Materiale fornito ▸
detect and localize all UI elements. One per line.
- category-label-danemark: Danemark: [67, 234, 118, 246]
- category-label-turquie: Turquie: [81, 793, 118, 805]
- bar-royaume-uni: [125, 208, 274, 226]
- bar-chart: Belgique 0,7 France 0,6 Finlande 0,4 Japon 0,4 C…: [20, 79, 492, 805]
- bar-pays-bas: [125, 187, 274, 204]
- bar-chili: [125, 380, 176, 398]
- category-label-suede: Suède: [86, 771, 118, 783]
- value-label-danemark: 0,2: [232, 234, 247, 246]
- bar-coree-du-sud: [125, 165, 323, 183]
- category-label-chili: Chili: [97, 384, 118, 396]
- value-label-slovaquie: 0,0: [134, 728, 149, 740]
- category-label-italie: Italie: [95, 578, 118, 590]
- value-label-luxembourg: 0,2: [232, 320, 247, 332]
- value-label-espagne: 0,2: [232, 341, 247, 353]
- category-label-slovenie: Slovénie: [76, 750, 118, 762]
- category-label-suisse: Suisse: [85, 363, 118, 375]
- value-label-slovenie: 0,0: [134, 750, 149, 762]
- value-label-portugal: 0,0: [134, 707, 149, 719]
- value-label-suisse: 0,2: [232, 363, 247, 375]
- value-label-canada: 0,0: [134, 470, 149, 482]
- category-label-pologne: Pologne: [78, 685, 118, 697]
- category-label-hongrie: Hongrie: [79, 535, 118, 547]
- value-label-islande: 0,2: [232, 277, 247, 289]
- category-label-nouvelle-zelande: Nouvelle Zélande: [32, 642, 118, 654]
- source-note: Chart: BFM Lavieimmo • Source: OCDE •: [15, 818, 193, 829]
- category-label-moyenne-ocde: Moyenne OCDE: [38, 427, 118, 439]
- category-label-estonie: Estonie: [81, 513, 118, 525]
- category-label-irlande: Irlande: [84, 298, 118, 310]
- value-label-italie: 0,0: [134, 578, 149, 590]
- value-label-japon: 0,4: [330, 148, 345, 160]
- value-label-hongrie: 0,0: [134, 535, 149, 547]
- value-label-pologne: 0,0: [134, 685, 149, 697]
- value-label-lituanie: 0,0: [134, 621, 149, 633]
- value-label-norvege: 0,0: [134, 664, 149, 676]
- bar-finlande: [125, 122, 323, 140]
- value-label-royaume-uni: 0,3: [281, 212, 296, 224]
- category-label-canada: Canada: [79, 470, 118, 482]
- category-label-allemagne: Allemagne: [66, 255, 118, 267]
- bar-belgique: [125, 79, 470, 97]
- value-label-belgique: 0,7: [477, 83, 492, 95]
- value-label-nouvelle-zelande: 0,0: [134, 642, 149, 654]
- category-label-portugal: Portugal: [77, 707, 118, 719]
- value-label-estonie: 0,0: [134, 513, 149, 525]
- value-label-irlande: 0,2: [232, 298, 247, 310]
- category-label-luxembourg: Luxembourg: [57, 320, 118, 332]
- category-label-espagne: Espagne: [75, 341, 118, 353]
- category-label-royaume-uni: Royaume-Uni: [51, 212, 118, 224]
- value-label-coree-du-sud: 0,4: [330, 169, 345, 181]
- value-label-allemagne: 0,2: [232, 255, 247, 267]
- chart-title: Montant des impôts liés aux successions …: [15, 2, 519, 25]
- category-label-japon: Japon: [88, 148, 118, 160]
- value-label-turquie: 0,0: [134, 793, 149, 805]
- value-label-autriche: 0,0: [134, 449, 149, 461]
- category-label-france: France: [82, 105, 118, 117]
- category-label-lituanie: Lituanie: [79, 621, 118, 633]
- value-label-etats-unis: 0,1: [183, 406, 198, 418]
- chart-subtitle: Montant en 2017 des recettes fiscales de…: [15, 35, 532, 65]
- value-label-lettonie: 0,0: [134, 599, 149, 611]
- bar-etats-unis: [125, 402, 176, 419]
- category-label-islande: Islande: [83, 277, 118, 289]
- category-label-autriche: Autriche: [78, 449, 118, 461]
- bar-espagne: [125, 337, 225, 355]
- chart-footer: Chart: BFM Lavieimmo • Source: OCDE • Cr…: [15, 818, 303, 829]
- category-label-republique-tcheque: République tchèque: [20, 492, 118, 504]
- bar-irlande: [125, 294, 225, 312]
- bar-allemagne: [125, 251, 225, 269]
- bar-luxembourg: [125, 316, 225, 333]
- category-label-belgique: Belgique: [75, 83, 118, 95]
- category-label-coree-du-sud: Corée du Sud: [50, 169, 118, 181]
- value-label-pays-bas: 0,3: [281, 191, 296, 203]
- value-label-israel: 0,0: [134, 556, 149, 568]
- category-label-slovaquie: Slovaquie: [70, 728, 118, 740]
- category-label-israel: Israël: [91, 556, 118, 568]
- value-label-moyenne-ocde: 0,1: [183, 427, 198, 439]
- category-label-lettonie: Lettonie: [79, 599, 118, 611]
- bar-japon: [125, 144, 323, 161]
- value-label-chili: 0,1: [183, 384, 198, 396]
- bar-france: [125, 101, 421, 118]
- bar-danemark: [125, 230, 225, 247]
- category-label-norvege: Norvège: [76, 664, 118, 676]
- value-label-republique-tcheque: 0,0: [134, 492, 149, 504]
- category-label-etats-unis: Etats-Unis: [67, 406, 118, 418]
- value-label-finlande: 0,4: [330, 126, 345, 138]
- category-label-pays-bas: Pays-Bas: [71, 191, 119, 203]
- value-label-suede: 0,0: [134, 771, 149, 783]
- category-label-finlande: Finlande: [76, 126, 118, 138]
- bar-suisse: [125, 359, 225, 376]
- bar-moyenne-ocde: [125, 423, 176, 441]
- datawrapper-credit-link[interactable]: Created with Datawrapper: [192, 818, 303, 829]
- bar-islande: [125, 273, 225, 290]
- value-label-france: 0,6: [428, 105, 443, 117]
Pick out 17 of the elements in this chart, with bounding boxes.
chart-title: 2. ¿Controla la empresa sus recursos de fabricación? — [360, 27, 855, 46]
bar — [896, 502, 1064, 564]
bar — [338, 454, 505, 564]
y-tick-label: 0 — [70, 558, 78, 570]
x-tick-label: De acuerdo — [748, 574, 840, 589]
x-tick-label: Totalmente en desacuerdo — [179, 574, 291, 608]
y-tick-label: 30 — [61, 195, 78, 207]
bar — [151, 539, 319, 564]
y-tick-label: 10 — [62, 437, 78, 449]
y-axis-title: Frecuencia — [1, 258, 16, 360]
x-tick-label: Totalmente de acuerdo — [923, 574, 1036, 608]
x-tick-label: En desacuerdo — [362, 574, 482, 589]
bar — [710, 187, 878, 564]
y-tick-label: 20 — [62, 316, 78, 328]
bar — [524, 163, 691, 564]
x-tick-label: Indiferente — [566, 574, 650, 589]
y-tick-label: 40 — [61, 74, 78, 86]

Compito richiesto ▸ Per favore, modifica tutti i record qui sopra sostituendo "y-tick-label" con "y-axis-tick" ovunque compaia e riportali senza altri cambiamenti.

Risposta all'esercizio ▸
detect and localize all UI elements. One per line.
- category-label-danemark: Danemark: [67, 234, 118, 246]
- category-label-turquie: Turquie: [81, 793, 118, 805]
- bar-royaume-uni: [125, 208, 274, 226]
- bar-chart: Belgique 0,7 France 0,6 Finlande 0,4 Japon 0,4 C…: [20, 79, 492, 805]
- bar-pays-bas: [125, 187, 274, 204]
- bar-chili: [125, 380, 176, 398]
- category-label-suede: Suède: [86, 771, 118, 783]
- value-label-danemark: 0,2: [232, 234, 247, 246]
- bar-coree-du-sud: [125, 165, 323, 183]
- category-label-chili: Chili: [97, 384, 118, 396]
- value-label-slovaquie: 0,0: [134, 728, 149, 740]
- category-label-italie: Italie: [95, 578, 118, 590]
- value-label-luxembourg: 0,2: [232, 320, 247, 332]
- value-label-espagne: 0,2: [232, 341, 247, 353]
- category-label-slovenie: Slovénie: [76, 750, 118, 762]
- category-label-suisse: Suisse: [85, 363, 118, 375]
- value-label-slovenie: 0,0: [134, 750, 149, 762]
- value-label-portugal: 0,0: [134, 707, 149, 719]
- value-label-suisse: 0,2: [232, 363, 247, 375]
- value-label-canada: 0,0: [134, 470, 149, 482]
- category-label-pologne: Pologne: [78, 685, 118, 697]
- category-label-hongrie: Hongrie: [79, 535, 118, 547]
- value-label-islande: 0,2: [232, 277, 247, 289]
- category-label-nouvelle-zelande: Nouvelle Zélande: [32, 642, 118, 654]
- source-note: Chart: BFM Lavieimmo • Source: OCDE •: [15, 818, 193, 829]
- category-label-moyenne-ocde: Moyenne OCDE: [38, 427, 118, 439]
- category-label-estonie: Estonie: [81, 513, 118, 525]
- category-label-irlande: Irlande: [84, 298, 118, 310]
- value-label-italie: 0,0: [134, 578, 149, 590]
- value-label-japon: 0,4: [330, 148, 345, 160]
- value-label-hongrie: 0,0: [134, 535, 149, 547]
- value-label-pologne: 0,0: [134, 685, 149, 697]
- value-label-lituanie: 0,0: [134, 621, 149, 633]
- value-label-norvege: 0,0: [134, 664, 149, 676]
- bar-finlande: [125, 122, 323, 140]
- value-label-royaume-uni: 0,3: [281, 212, 296, 224]
- category-label-canada: Canada: [79, 470, 118, 482]
- category-label-allemagne: Allemagne: [66, 255, 118, 267]
- bar-belgique: [125, 79, 470, 97]
- value-label-belgique: 0,7: [477, 83, 492, 95]
- value-label-nouvelle-zelande: 0,0: [134, 642, 149, 654]
- category-label-portugal: Portugal: [77, 707, 118, 719]
- value-label-estonie: 0,0: [134, 513, 149, 525]
- value-label-irlande: 0,2: [232, 298, 247, 310]
- category-label-luxembourg: Luxembourg: [57, 320, 118, 332]
- category-label-espagne: Espagne: [75, 341, 118, 353]
- category-label-royaume-uni: Royaume-Uni: [51, 212, 118, 224]
- value-label-coree-du-sud: 0,4: [330, 169, 345, 181]
- value-label-allemagne: 0,2: [232, 255, 247, 267]
- chart-title: Montant des impôts liés aux successions …: [15, 2, 519, 25]
- category-label-japon: Japon: [88, 148, 118, 160]
- value-label-turquie: 0,0: [134, 793, 149, 805]
- value-label-autriche: 0,0: [134, 449, 149, 461]
- category-label-france: France: [82, 105, 118, 117]
- category-label-lituanie: Lituanie: [79, 621, 118, 633]
- value-label-etats-unis: 0,1: [183, 406, 198, 418]
- chart-subtitle: Montant en 2017 des recettes fiscales de…: [15, 35, 532, 65]
- value-label-lettonie: 0,0: [134, 599, 149, 611]
- bar-etats-unis: [125, 402, 176, 419]
- category-label-islande: Islande: [83, 277, 118, 289]
- category-label-autriche: Autriche: [78, 449, 118, 461]
- bar-espagne: [125, 337, 225, 355]
- chart-footer: Chart: BFM Lavieimmo • Source: OCDE • Cr…: [15, 818, 303, 829]
- category-label-republique-tcheque: République tchèque: [20, 492, 118, 504]
- bar-irlande: [125, 294, 225, 312]
- bar-allemagne: [125, 251, 225, 269]
- bar-luxembourg: [125, 316, 225, 333]
- category-label-belgique: Belgique: [75, 83, 118, 95]
- category-label-coree-du-sud: Corée du Sud: [50, 169, 118, 181]
- value-label-pays-bas: 0,3: [281, 191, 296, 203]
- value-label-israel: 0,0: [134, 556, 149, 568]
- category-label-slovaquie: Slovaquie: [70, 728, 118, 740]
- category-label-israel: Israël: [91, 556, 118, 568]
- value-label-moyenne-ocde: 0,1: [183, 427, 198, 439]
- category-label-lettonie: Lettonie: [79, 599, 118, 611]
- bar-japon: [125, 144, 323, 161]
- value-label-chili: 0,1: [183, 384, 198, 396]
- bar-france: [125, 101, 421, 118]
- bar-danemark: [125, 230, 225, 247]
- category-label-norvege: Norvège: [76, 664, 118, 676]
- value-label-republique-tcheque: 0,0: [134, 492, 149, 504]
- category-label-etats-unis: Etats-Unis: [67, 406, 118, 418]
- value-label-finlande: 0,4: [330, 126, 345, 138]
- category-label-pays-bas: Pays-Bas: [71, 191, 119, 203]
- value-label-suede: 0,0: [134, 771, 149, 783]
- category-label-finlande: Finlande: [76, 126, 118, 138]
- bar-suisse: [125, 359, 225, 376]
- bar-moyenne-ocde: [125, 423, 176, 441]
- datawrapper-credit-link[interactable]: Created with Datawrapper: [192, 818, 303, 829]
- bar-islande: [125, 273, 225, 290]
- value-label-france: 0,6: [428, 105, 443, 117]
Pick out 17 of the elements in this chart, with bounding boxes.
chart-title: 2. ¿Controla la empresa sus recursos de fabricación? — [360, 27, 855, 46]
bar — [896, 502, 1064, 564]
bar — [338, 454, 505, 564]
y-axis-tick: 0 — [70, 558, 78, 570]
x-tick-label: De acuerdo — [748, 574, 840, 589]
x-tick-label: Totalmente en desacuerdo — [179, 574, 291, 608]
y-axis-tick: 30 — [61, 195, 78, 207]
bar — [151, 539, 319, 564]
y-axis-tick: 10 — [62, 437, 78, 449]
y-axis-title: Frecuencia — [1, 258, 16, 360]
x-tick-label: Totalmente de acuerdo — [923, 574, 1036, 608]
x-tick-label: En desacuerdo — [362, 574, 482, 589]
bar — [710, 187, 878, 564]
y-axis-tick: 20 — [62, 316, 78, 328]
bar — [524, 163, 691, 564]
x-tick-label: Indiferente — [566, 574, 650, 589]
y-axis-tick: 40 — [61, 74, 78, 86]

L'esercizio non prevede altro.